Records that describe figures
◇ ◇ ◇

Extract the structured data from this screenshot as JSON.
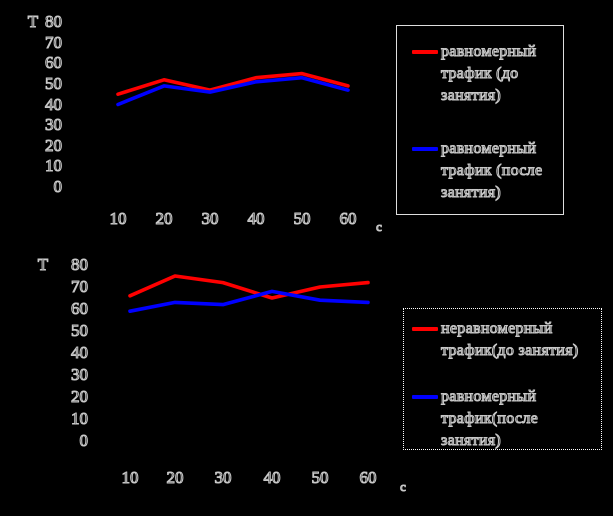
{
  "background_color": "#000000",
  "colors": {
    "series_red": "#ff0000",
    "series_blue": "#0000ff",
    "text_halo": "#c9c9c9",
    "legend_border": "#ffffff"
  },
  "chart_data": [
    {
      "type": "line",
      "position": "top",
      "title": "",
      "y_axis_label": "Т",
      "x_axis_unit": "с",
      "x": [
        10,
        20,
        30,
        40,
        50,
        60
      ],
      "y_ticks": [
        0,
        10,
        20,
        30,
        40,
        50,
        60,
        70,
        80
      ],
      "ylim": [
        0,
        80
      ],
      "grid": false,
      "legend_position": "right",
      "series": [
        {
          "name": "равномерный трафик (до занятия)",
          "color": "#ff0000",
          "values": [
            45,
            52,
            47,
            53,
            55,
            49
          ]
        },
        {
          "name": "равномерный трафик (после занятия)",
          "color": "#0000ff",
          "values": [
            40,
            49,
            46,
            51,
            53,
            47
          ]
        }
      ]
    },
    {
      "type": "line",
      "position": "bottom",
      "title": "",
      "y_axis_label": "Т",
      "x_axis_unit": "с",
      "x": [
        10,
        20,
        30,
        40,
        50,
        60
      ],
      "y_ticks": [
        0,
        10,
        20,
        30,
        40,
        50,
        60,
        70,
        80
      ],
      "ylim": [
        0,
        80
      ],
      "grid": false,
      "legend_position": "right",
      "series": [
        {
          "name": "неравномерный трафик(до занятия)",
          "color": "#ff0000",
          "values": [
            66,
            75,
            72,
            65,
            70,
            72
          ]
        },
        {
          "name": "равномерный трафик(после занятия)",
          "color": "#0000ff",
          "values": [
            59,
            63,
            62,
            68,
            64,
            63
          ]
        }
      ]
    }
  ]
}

◇ ◇ ◇

- _Stated exercise_
Go through the records and show every line with the string "name" in it.

- _Result_
          "name": "равномерный трафик (до занятия)",
          "name": "равномерный трафик (после занятия)",
          "name": "неравномерный трафик(до занятия)",
          "name": "равномерный трафик(после занятия)",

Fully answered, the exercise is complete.